= TASK INSTRUCTIONS =
Below is the data. Give it again, complete and exact.

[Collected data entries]
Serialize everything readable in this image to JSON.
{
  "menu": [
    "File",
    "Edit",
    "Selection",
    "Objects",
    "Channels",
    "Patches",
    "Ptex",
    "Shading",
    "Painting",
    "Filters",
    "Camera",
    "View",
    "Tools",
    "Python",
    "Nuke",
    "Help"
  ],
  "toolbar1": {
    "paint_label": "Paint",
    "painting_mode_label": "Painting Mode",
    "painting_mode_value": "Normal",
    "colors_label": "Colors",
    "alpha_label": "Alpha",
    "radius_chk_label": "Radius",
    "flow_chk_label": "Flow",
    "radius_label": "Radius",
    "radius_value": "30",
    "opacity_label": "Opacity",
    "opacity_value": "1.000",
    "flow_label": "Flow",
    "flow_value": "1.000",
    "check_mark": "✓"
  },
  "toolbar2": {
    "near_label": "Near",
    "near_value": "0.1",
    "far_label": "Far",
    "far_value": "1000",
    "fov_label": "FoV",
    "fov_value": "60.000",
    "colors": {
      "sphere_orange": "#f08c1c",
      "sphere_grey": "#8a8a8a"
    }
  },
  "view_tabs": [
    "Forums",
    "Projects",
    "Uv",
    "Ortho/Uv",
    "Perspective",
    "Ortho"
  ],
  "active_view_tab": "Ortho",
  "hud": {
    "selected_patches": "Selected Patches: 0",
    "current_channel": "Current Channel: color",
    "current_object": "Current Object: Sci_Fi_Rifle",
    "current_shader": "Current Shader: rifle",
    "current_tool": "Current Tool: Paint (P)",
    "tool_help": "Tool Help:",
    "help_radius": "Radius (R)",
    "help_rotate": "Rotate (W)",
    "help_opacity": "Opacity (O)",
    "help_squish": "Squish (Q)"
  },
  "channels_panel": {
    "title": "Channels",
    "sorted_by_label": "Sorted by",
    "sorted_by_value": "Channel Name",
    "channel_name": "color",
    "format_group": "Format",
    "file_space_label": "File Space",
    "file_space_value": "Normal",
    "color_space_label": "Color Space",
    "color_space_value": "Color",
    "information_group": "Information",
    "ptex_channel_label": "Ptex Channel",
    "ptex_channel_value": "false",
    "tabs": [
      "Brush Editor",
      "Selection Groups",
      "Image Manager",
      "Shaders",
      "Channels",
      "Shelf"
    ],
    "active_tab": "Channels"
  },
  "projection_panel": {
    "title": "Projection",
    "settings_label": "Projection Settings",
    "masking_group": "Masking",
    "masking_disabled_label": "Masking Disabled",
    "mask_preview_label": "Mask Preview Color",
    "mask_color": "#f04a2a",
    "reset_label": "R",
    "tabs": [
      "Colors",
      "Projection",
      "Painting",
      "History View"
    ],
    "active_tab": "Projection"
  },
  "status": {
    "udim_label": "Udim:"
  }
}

= COMPLETED TASK =
Serialize everything readable in this image to JSON.
{
  "menu": [
    "File",
    "Edit",
    "Selection",
    "Objects",
    "Channels",
    "Patches",
    "Ptex",
    "Shading",
    "Painting",
    "Filters",
    "Camera",
    "View",
    "Tools",
    "Python",
    "Nuke",
    "Help"
  ],
  "toolbar1": {
    "paint_label": "Paint",
    "painting_mode_label": "Painting Mode",
    "painting_mode_value": "Normal",
    "colors_label": "Colors",
    "alpha_label": "Alpha",
    "radius_chk_label": "Radius",
    "flow_chk_label": "Flow",
    "radius_label": "Radius",
    "radius_value": "30",
    "opacity_label": "Opacity",
    "opacity_value": "1.000",
    "flow_label": "Flow",
    "flow_value": "1.000",
    "check_mark": "✓"
  },
  "toolbar2": {
    "near_label": "Near",
    "near_value": "0.1",
    "far_label": "Far",
    "far_value": "1000",
    "fov_label": "FoV",
    "fov_value": "60.000",
    "colors": {
      "sphere_orange": "#f08c1c",
      "sphere_grey": "#8a8a8a"
    }
  },
  "view_tabs": [
    "Forums",
    "Projects",
    "Uv",
    "Ortho/Uv",
    "Perspective",
    "Ortho"
  ],
  "active_view_tab": "Ortho",
  "hud": {
    "selected_patches": "Selected Patches: 0",
    "current_channel": "Current Channel: color",
    "current_object": "Current Object: Sci_Fi_Rifle",
    "current_shader": "Current Shader: rifle",
    "current_tool": "Current Tool: Paint (P)",
    "tool_help": "Tool Help:",
    "help_radius": "Radius (R)",
    "help_rotate": "Rotate (W)",
    "help_opacity": "Opacity (O)",
    "help_squish": "Squish (Q)"
  },
  "channels_panel": {
    "title": "Channels",
    "sorted_by_label": "Sorted by",
    "sorted_by_value": "Channel Name",
    "channel_name": "color",
    "format_group": "Format",
    "file_space_label": "File Space",
    "file_space_value": "Normal",
    "color_space_label": "Color Space",
    "color_space_value": "Color",
    "information_group": "Information",
    "ptex_channel_label": "Ptex Channel",
    "ptex_channel_value": "false",
    "tabs": [
      "Brush Editor",
      "Selection Groups",
      "Image Manager",
      "Shaders",
      "Channels",
      "Shelf"
    ],
    "active_tab": "Channels"
  },
  "projection_panel": {
    "title": "Projection",
    "settings_label": "Projection Settings",
    "masking_group": "Masking",
    "masking_disabled_label": "Masking Disabled",
    "mask_preview_label": "Mask Preview Color",
    "mask_color": "#f04a2a",
    "reset_label": "R",
    "tabs": [
      "Colors",
      "Projection",
      "Painting",
      "History View"
    ],
    "active_tab": "Projection"
  },
  "status": {
    "udim_label": "Udim:"
  }
}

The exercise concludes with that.